BRIEF:
Can you write out all of the material below, word for word?

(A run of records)
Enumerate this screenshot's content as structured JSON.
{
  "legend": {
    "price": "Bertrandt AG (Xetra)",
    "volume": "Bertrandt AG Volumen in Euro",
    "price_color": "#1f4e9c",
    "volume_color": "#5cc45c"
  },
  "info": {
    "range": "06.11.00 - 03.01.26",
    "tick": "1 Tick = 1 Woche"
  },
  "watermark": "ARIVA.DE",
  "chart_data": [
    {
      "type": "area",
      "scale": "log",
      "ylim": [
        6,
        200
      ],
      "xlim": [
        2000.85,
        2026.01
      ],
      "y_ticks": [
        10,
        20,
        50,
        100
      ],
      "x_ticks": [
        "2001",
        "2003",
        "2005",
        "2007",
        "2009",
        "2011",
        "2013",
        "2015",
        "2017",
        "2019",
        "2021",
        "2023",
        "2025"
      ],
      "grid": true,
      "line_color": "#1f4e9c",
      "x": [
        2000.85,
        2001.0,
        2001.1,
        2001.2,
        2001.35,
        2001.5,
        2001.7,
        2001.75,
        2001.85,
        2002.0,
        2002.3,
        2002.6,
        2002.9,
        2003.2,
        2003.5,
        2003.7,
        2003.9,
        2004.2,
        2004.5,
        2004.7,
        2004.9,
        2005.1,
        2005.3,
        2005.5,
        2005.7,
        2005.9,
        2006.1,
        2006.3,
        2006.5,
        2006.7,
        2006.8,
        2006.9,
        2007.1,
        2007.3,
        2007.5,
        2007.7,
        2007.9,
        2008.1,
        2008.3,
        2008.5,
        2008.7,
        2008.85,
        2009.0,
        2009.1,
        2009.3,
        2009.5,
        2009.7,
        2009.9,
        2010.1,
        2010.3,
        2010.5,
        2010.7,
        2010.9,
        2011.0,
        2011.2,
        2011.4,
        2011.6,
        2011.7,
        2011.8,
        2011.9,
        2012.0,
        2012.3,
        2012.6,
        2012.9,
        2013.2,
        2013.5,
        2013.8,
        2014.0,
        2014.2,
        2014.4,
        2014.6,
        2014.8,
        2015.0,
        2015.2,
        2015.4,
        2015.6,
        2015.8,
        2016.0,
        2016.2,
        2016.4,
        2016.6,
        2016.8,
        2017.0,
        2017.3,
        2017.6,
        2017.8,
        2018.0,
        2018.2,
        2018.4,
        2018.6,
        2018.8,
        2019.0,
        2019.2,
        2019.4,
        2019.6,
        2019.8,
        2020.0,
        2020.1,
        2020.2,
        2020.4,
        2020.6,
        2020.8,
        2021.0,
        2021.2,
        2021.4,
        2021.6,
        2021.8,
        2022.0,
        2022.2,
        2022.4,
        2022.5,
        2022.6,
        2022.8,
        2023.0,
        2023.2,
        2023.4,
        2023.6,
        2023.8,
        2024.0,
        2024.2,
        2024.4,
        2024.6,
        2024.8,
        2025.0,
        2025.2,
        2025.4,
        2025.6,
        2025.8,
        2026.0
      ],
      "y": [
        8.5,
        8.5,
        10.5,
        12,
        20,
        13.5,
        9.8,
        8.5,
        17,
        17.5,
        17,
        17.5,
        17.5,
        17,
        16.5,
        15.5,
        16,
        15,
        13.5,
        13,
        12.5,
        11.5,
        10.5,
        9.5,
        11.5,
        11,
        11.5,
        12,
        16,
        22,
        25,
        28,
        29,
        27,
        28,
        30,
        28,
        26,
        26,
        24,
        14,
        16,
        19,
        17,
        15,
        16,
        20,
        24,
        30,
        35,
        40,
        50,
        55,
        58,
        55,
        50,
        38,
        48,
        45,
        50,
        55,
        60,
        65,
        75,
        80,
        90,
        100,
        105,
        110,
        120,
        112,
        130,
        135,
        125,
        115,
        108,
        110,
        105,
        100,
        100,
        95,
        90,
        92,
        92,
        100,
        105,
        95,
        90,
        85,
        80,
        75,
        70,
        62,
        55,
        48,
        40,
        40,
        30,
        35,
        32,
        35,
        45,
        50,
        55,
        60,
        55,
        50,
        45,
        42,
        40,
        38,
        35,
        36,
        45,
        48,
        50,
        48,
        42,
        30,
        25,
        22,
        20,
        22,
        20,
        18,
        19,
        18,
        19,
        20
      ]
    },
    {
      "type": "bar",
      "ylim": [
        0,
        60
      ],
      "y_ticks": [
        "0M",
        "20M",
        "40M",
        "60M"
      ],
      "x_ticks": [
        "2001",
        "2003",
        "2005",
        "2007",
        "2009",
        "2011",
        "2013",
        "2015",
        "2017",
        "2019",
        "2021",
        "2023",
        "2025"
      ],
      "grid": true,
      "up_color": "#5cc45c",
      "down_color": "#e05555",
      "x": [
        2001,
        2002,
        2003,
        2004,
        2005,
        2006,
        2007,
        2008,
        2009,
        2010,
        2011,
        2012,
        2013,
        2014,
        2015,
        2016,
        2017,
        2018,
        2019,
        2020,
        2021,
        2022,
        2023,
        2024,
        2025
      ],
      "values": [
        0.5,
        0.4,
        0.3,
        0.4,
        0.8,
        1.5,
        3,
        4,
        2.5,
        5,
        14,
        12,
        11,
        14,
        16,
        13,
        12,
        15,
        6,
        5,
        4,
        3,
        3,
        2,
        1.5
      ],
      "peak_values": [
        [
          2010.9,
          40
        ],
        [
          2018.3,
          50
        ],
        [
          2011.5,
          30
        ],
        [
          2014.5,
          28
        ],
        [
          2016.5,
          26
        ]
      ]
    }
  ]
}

WRITTEN ANSWER:
Enumerate this screenshot's content as structured JSON.
{
  "legend": {
    "price": "Bertrandt AG (Xetra)",
    "volume": "Bertrandt AG Volumen in Euro",
    "price_color": "#1f4e9c",
    "volume_color": "#5cc45c"
  },
  "info": {
    "range": "06.11.00 - 03.01.26",
    "tick": "1 Tick = 1 Woche"
  },
  "watermark": "ARIVA.DE",
  "chart_data": [
    {
      "type": "area",
      "scale": "log",
      "ylim": [
        6,
        200
      ],
      "xlim": [
        2000.85,
        2026.01
      ],
      "y_ticks": [
        10,
        20,
        50,
        100
      ],
      "x_ticks": [
        "2001",
        "2003",
        "2005",
        "2007",
        "2009",
        "2011",
        "2013",
        "2015",
        "2017",
        "2019",
        "2021",
        "2023",
        "2025"
      ],
      "grid": true,
      "line_color": "#1f4e9c",
      "x": [
        2000.85,
        2001.0,
        2001.1,
        2001.2,
        2001.35,
        2001.5,
        2001.7,
        2001.75,
        2001.85,
        2002.0,
        2002.3,
        2002.6,
        2002.9,
        2003.2,
        2003.5,
        2003.7,
        2003.9,
        2004.2,
        2004.5,
        2004.7,
        2004.9,
        2005.1,
        2005.3,
        2005.5,
        2005.7,
        2005.9,
        2006.1,
        2006.3,
        2006.5,
        2006.7,
        2006.8,
        2006.9,
        2007.1,
        2007.3,
        2007.5,
        2007.7,
        2007.9,
        2008.1,
        2008.3,
        2008.5,
        2008.7,
        2008.85,
        2009.0,
        2009.1,
        2009.3,
        2009.5,
        2009.7,
        2009.9,
        2010.1,
        2010.3,
        2010.5,
        2010.7,
        2010.9,
        2011.0,
        2011.2,
        2011.4,
        2011.6,
        2011.7,
        2011.8,
        2011.9,
        2012.0,
        2012.3,
        2012.6,
        2012.9,
        2013.2,
        2013.5,
        2013.8,
        2014.0,
        2014.2,
        2014.4,
        2014.6,
        2014.8,
        2015.0,
        2015.2,
        2015.4,
        2015.6,
        2015.8,
        2016.0,
        2016.2,
        2016.4,
        2016.6,
        2016.8,
        2017.0,
        2017.3,
        2017.6,
        2017.8,
        2018.0,
        2018.2,
        2018.4,
        2018.6,
        2018.8,
        2019.0,
        2019.2,
        2019.4,
        2019.6,
        2019.8,
        2020.0,
        2020.1,
        2020.2,
        2020.4,
        2020.6,
        2020.8,
        2021.0,
        2021.2,
        2021.4,
        2021.6,
        2021.8,
        2022.0,
        2022.2,
        2022.4,
        2022.5,
        2022.6,
        2022.8,
        2023.0,
        2023.2,
        2023.4,
        2023.6,
        2023.8,
        2024.0,
        2024.2,
        2024.4,
        2024.6,
        2024.8,
        2025.0,
        2025.2,
        2025.4,
        2025.6,
        2025.8,
        2026.0
      ],
      "y": [
        8.5,
        8.5,
        10.5,
        12,
        20,
        13.5,
        9.8,
        8.5,
        17,
        17.5,
        17,
        17.5,
        17.5,
        17,
        16.5,
        15.5,
        16,
        15,
        13.5,
        13,
        12.5,
        11.5,
        10.5,
        9.5,
        11.5,
        11,
        11.5,
        12,
        16,
        22,
        25,
        28,
        29,
        27,
        28,
        30,
        28,
        26,
        26,
        24,
        14,
        16,
        19,
        17,
        15,
        16,
        20,
        24,
        30,
        35,
        40,
        50,
        55,
        58,
        55,
        50,
        38,
        48,
        45,
        50,
        55,
        60,
        65,
        75,
        80,
        90,
        100,
        105,
        110,
        120,
        112,
        130,
        135,
        125,
        115,
        108,
        110,
        105,
        100,
        100,
        95,
        90,
        92,
        92,
        100,
        105,
        95,
        90,
        85,
        80,
        75,
        70,
        62,
        55,
        48,
        40,
        40,
        30,
        35,
        32,
        35,
        45,
        50,
        55,
        60,
        55,
        50,
        45,
        42,
        40,
        38,
        35,
        36,
        45,
        48,
        50,
        48,
        42,
        30,
        25,
        22,
        20,
        22,
        20,
        18,
        19,
        18,
        19,
        20
      ]
    },
    {
      "type": "bar",
      "ylim": [
        0,
        60
      ],
      "y_ticks": [
        "0M",
        "20M",
        "40M",
        "60M"
      ],
      "x_ticks": [
        "2001",
        "2003",
        "2005",
        "2007",
        "2009",
        "2011",
        "2013",
        "2015",
        "2017",
        "2019",
        "2021",
        "2023",
        "2025"
      ],
      "grid": true,
      "up_color": "#5cc45c",
      "down_color": "#e05555",
      "x": [
        2001,
        2002,
        2003,
        2004,
        2005,
        2006,
        2007,
        2008,
        2009,
        2010,
        2011,
        2012,
        2013,
        2014,
        2015,
        2016,
        2017,
        2018,
        2019,
        2020,
        2021,
        2022,
        2023,
        2024,
        2025
      ],
      "values": [
        0.5,
        0.4,
        0.3,
        0.4,
        0.8,
        1.5,
        3,
        4,
        2.5,
        5,
        14,
        12,
        11,
        14,
        16,
        13,
        12,
        15,
        6,
        5,
        4,
        3,
        3,
        2,
        1.5
      ],
      "peak_values": [
        [
          2010.9,
          40
        ],
        [
          2018.3,
          50
        ],
        [
          2011.5,
          30
        ],
        [
          2014.5,
          28
        ],
        [
          2016.5,
          26
        ]
      ]
    }
  ]
}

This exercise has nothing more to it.